==== Data provided

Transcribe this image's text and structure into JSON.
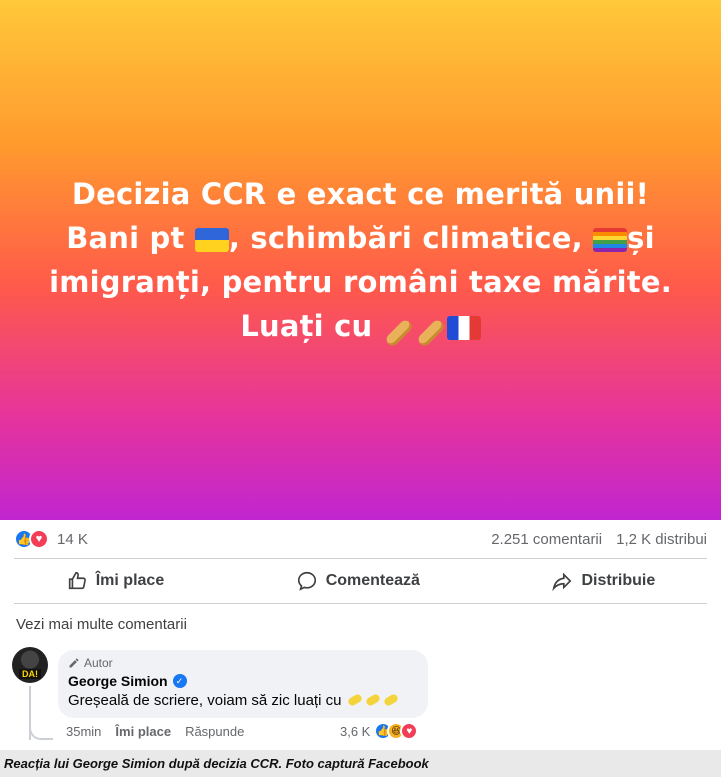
{
  "post": {
    "banner_line1": "Decizia CCR e exact ce merită unii!",
    "banner_line2_prefix": "Bani pt",
    "banner_line2_suffix": ", schimbări climatice,",
    "banner_line3_prefix": "și",
    "banner_line3_rest": "imigranți, pentru români taxe mărite.",
    "banner_line4": "Luați cu",
    "banner_gradient": [
      "#ffc83a",
      "#ff9a2e",
      "#ff5a4a",
      "#e6349c",
      "#c025d0"
    ],
    "icons": [
      "flag-ukraine",
      "rainbow-flag",
      "baguette",
      "baguette",
      "flag-france"
    ]
  },
  "stats": {
    "reaction_count": "14 K",
    "comments": "2.251 comentarii",
    "shares": "1,2 K distribui"
  },
  "actions": {
    "like": "Îmi place",
    "comment": "Comentează",
    "share": "Distribuie"
  },
  "comments_section": {
    "view_more": "Vezi mai multe comentarii"
  },
  "comment": {
    "author_tag": "Autor",
    "author_name": "George Simion",
    "avatar_text": "DA!",
    "text": "Greșeală de scriere, voiam să zic luați cu",
    "time": "35min",
    "like": "Îmi place",
    "reply": "Răspunde",
    "reaction_count": "3,6 K"
  },
  "caption": "Reacția lui George Simion după decizia CCR. Foto captură Facebook",
  "colors": {
    "facebook_blue": "#1877f2",
    "love_red": "#f33e58",
    "haha_yellow": "#f7b125"
  }
}
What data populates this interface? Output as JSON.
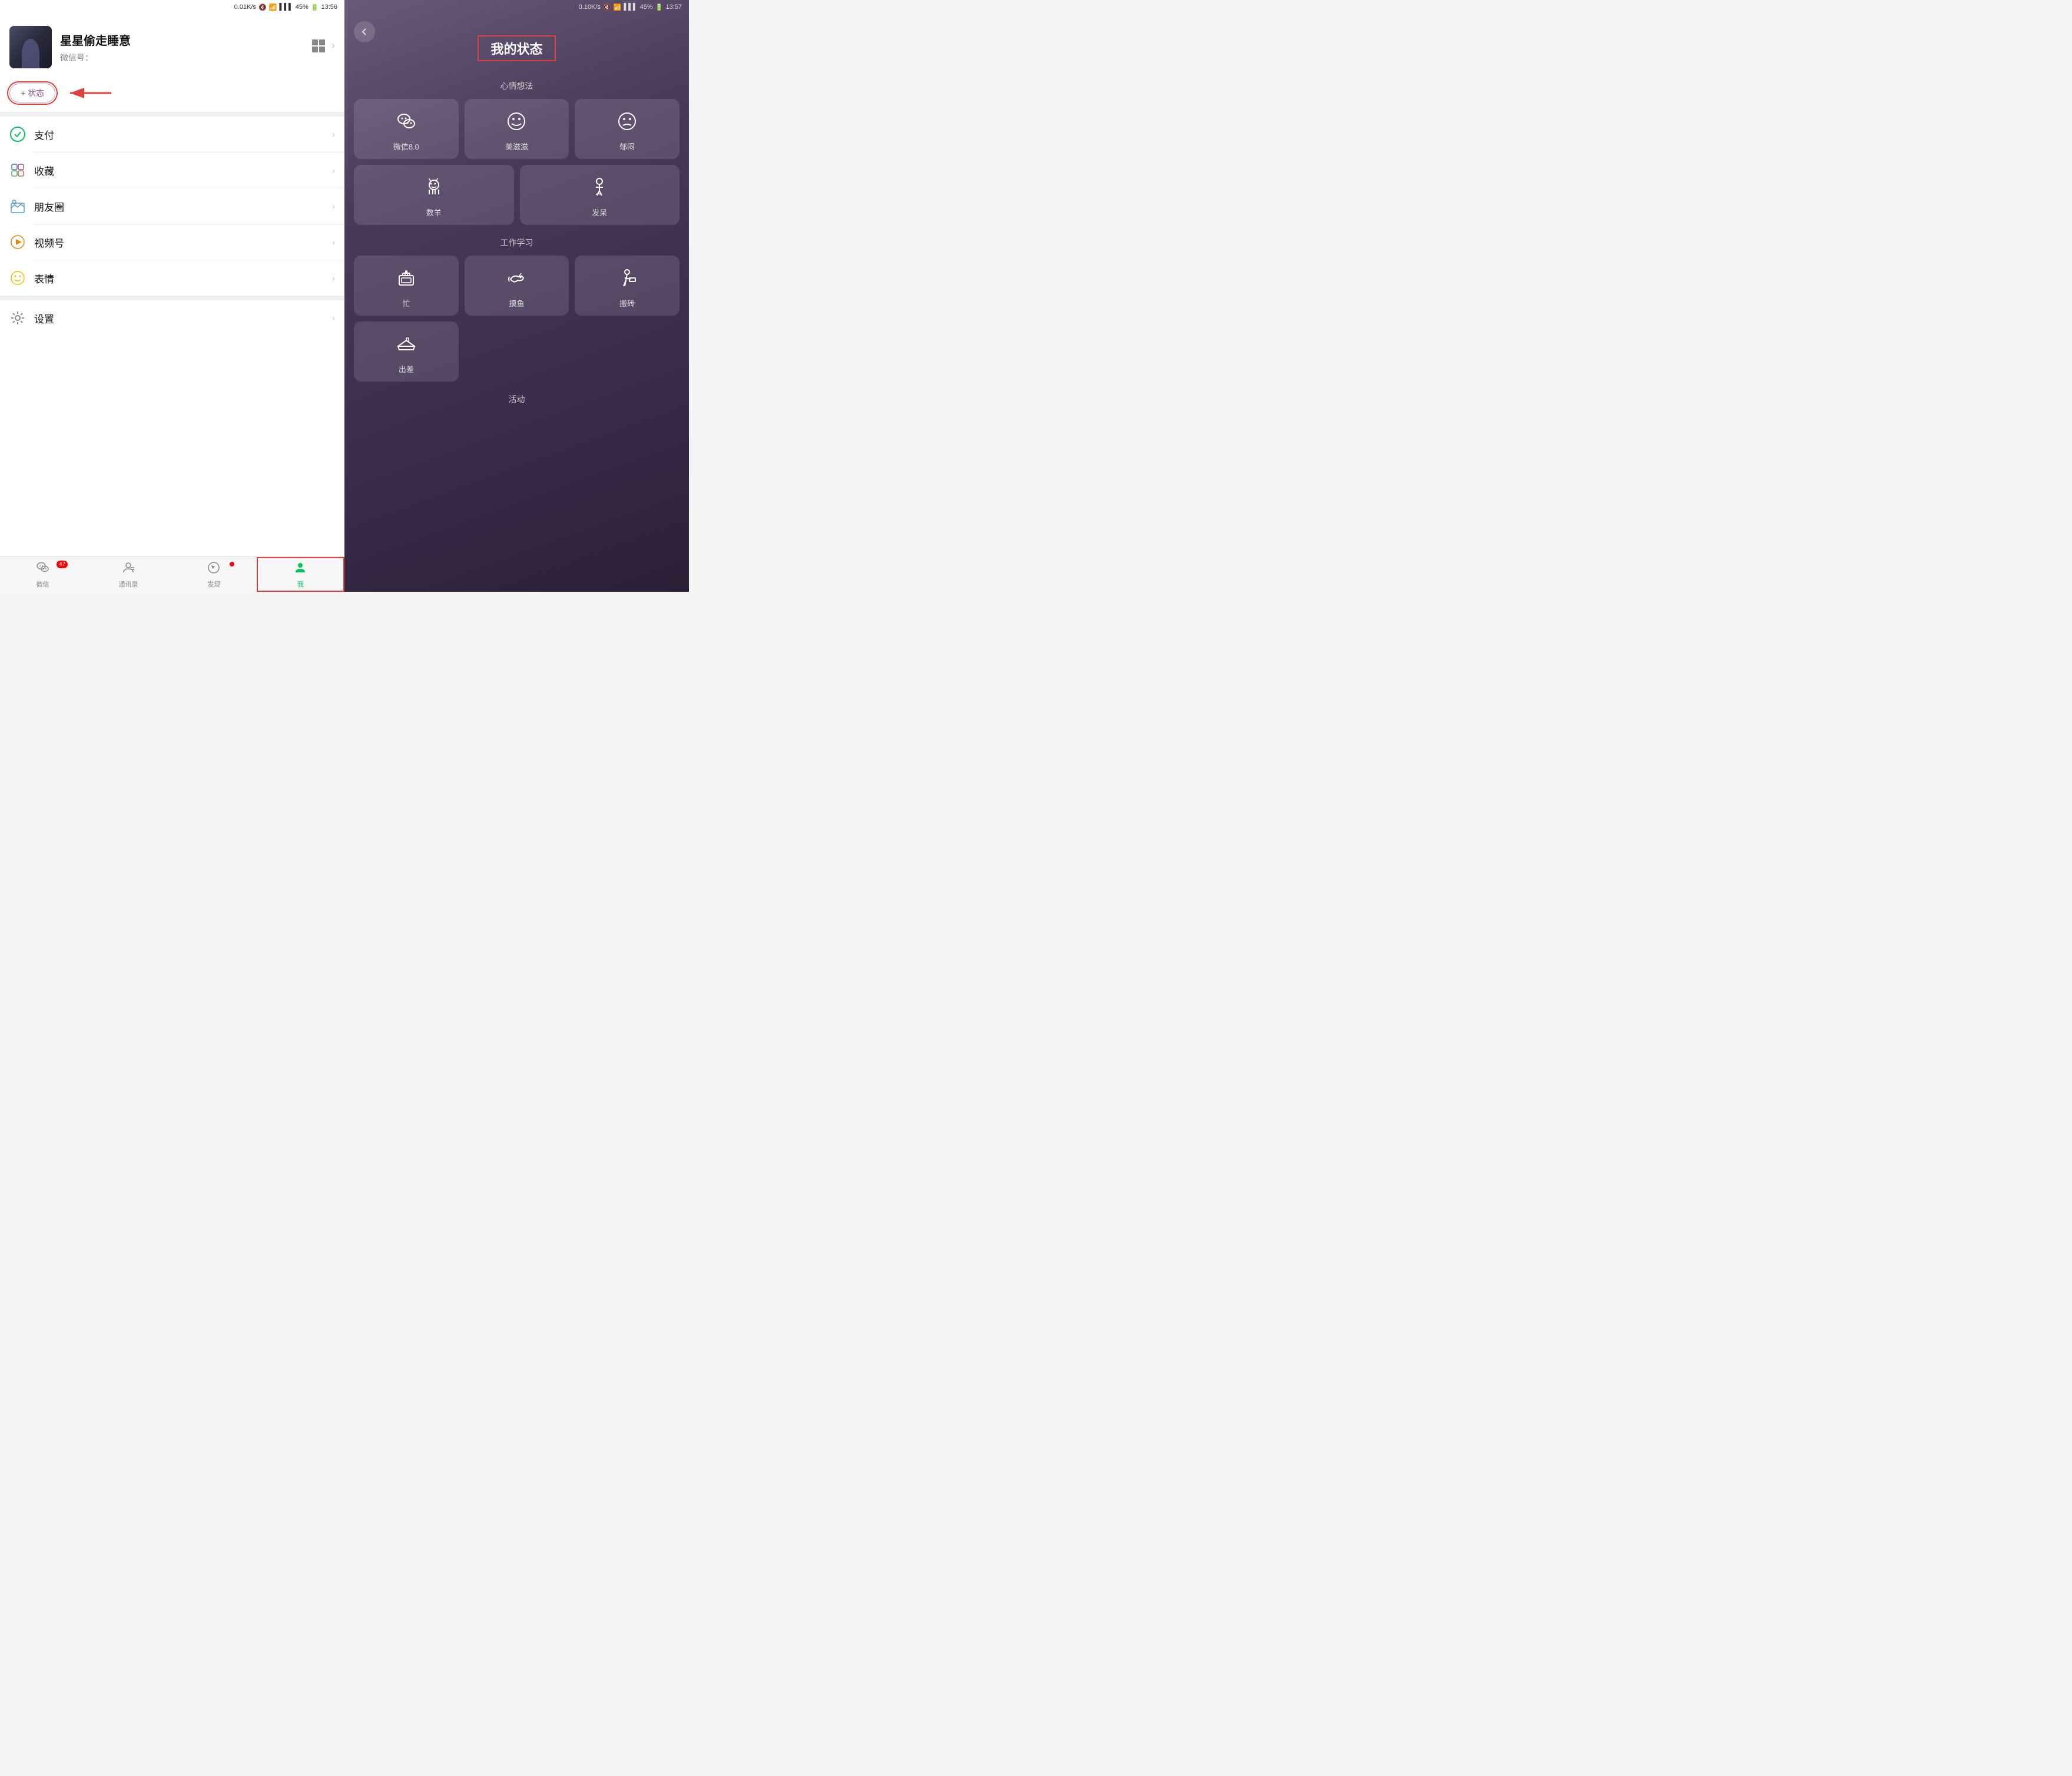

========

▸ Task to complete:
All the lines above are to be reproduced exactly, except the pictures.

▸ Response:
Transcribe this image's text and structure into JSON.
{
  "post": {
    "banner_line1": "Decizia CCR e exact ce merită unii!",
    "banner_line2_prefix": "Bani pt",
    "banner_line2_suffix": ", schimbări climatice,",
    "banner_line3_prefix": "și",
    "banner_line3_rest": "imigranți, pentru români taxe mărite.",
    "banner_line4": "Luați cu",
    "banner_gradient": [
      "#ffc83a",
      "#ff9a2e",
      "#ff5a4a",
      "#e6349c",
      "#c025d0"
    ],
    "icons": [
      "flag-ukraine",
      "rainbow-flag",
      "baguette",
      "baguette",
      "flag-france"
    ]
  },
  "stats": {
    "reaction_count": "14 K",
    "comments": "2.251 comentarii",
    "shares": "1,2 K distribui"
  },
  "actions": {
    "like": "Îmi place",
    "comment": "Comentează",
    "share": "Distribuie"
  },
  "comments_section": {
    "view_more": "Vezi mai multe comentarii"
  },
  "comment": {
    "author_tag": "Autor",
    "author_name": "George Simion",
    "avatar_text": "DA!",
    "text": "Greșeală de scriere, voiam să zic luați cu",
    "time": "35min",
    "like": "Îmi place",
    "reply": "Răspunde",
    "reaction_count": "3,6 K"
  },
  "caption": "Reacția lui George Simion după decizia CCR. Foto captură Facebook",
  "colors": {
    "facebook_blue": "#1877f2",
    "love_red": "#f33e58",
    "haha_yellow": "#f7b125"
  }
}
What data populates this interface? Output as JSON.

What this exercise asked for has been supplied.